— start of Supplied material —

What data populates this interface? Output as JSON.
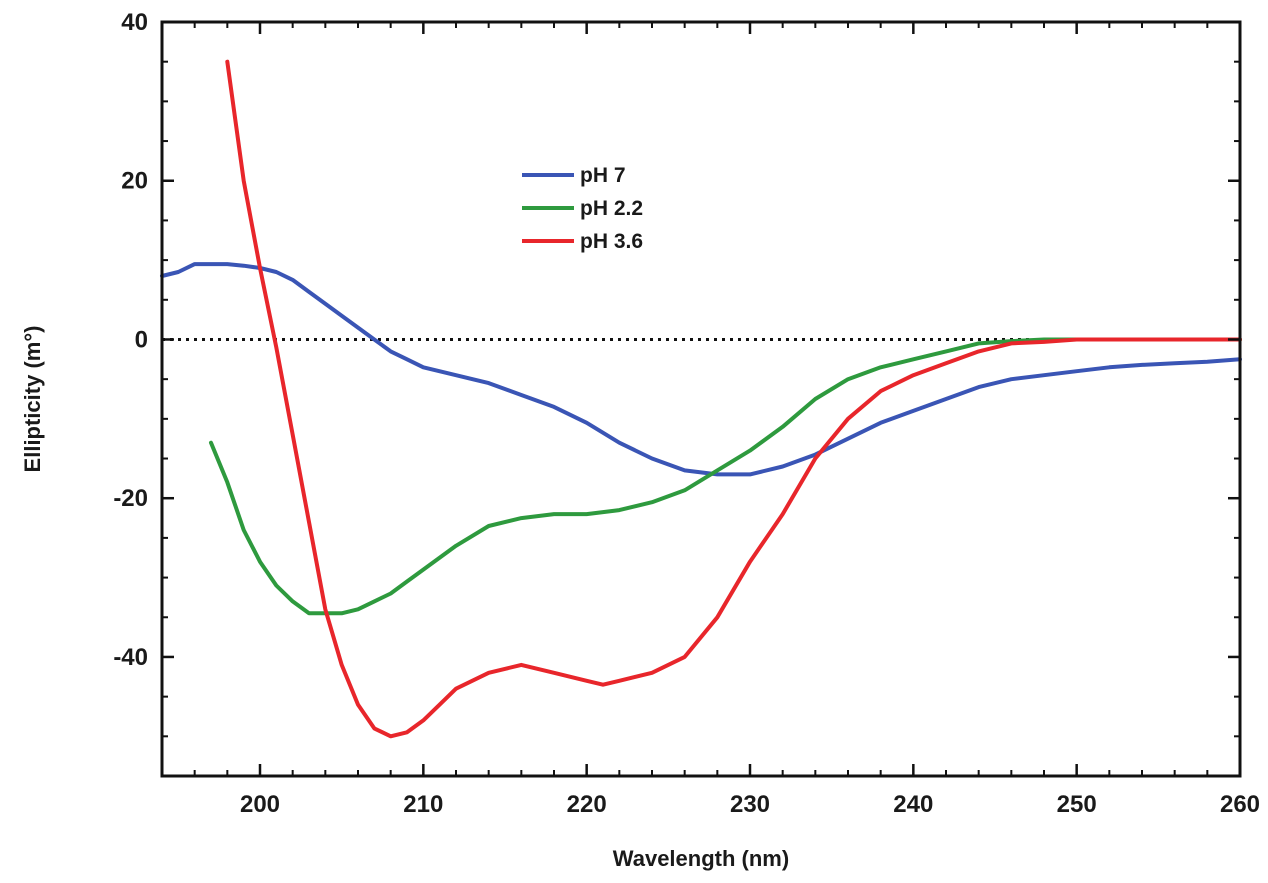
{
  "chart_data": {
    "type": "line",
    "title": "",
    "xlabel": "Wavelength (nm)",
    "ylabel": "Ellipticity (m°)",
    "xlim": [
      194,
      260
    ],
    "ylim": [
      -55,
      40
    ],
    "xticks": [
      200,
      210,
      220,
      230,
      240,
      250,
      260
    ],
    "yticks": [
      40,
      20,
      0,
      -20,
      -40
    ],
    "reference_line": {
      "y": 0,
      "style": "dotted"
    },
    "legend_position": "upper-center",
    "series": [
      {
        "name": "pH 7",
        "color": "#3a55b5",
        "x": [
          194,
          195,
          196,
          197,
          198,
          199,
          200,
          201,
          202,
          203,
          204,
          205,
          206,
          207,
          208,
          209,
          210,
          212,
          214,
          216,
          218,
          220,
          222,
          224,
          226,
          228,
          230,
          232,
          234,
          236,
          238,
          240,
          242,
          244,
          246,
          248,
          250,
          252,
          254,
          256,
          258,
          260
        ],
        "y": [
          8,
          8.5,
          9.5,
          9.5,
          9.5,
          9.3,
          9,
          8.5,
          7.5,
          6,
          4.5,
          3,
          1.5,
          0,
          -1.5,
          -2.5,
          -3.5,
          -4.5,
          -5.5,
          -7,
          -8.5,
          -10.5,
          -13,
          -15,
          -16.5,
          -17,
          -17,
          -16,
          -14.5,
          -12.5,
          -10.5,
          -9,
          -7.5,
          -6,
          -5,
          -4.5,
          -4,
          -3.5,
          -3.2,
          -3,
          -2.8,
          -2.5
        ]
      },
      {
        "name": "pH 2.2",
        "color": "#2e9a3e",
        "x": [
          197,
          198,
          199,
          200,
          201,
          202,
          203,
          204,
          205,
          206,
          207,
          208,
          209,
          210,
          212,
          214,
          216,
          218,
          220,
          222,
          224,
          226,
          228,
          230,
          232,
          234,
          236,
          238,
          240,
          242,
          244,
          246,
          248,
          250,
          252,
          254,
          256,
          258,
          260
        ],
        "y": [
          -13,
          -18,
          -24,
          -28,
          -31,
          -33,
          -34.5,
          -34.5,
          -34.5,
          -34,
          -33,
          -32,
          -30.5,
          -29,
          -26,
          -23.5,
          -22.5,
          -22,
          -22,
          -21.5,
          -20.5,
          -19,
          -16.5,
          -14,
          -11,
          -7.5,
          -5,
          -3.5,
          -2.5,
          -1.5,
          -0.5,
          -0.2,
          0,
          0,
          0,
          0,
          0,
          0,
          0
        ]
      },
      {
        "name": "pH 3.6",
        "color": "#e8262b",
        "x": [
          198,
          199,
          200,
          201,
          202,
          203,
          204,
          205,
          206,
          207,
          208,
          209,
          210,
          211,
          212,
          214,
          216,
          218,
          220,
          221,
          222,
          224,
          226,
          228,
          230,
          232,
          234,
          236,
          238,
          240,
          242,
          244,
          246,
          248,
          250,
          252,
          254,
          256,
          258,
          260
        ],
        "y": [
          35,
          20,
          9,
          -1,
          -12,
          -23,
          -34,
          -41,
          -46,
          -49,
          -50,
          -49.5,
          -48,
          -46,
          -44,
          -42,
          -41,
          -42,
          -43,
          -43.5,
          -43,
          -42,
          -40,
          -35,
          -28,
          -22,
          -15,
          -10,
          -6.5,
          -4.5,
          -3,
          -1.5,
          -0.5,
          -0.3,
          0,
          0,
          0,
          0,
          0,
          0
        ]
      }
    ]
  }
}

— end of Supplied material —

Task prompt
Gather and copy every line of the data in which the string "color" is found.

Written reply
        "color": "#3a55b5",
        "color": "#2e9a3e",
        "color": "#e8262b",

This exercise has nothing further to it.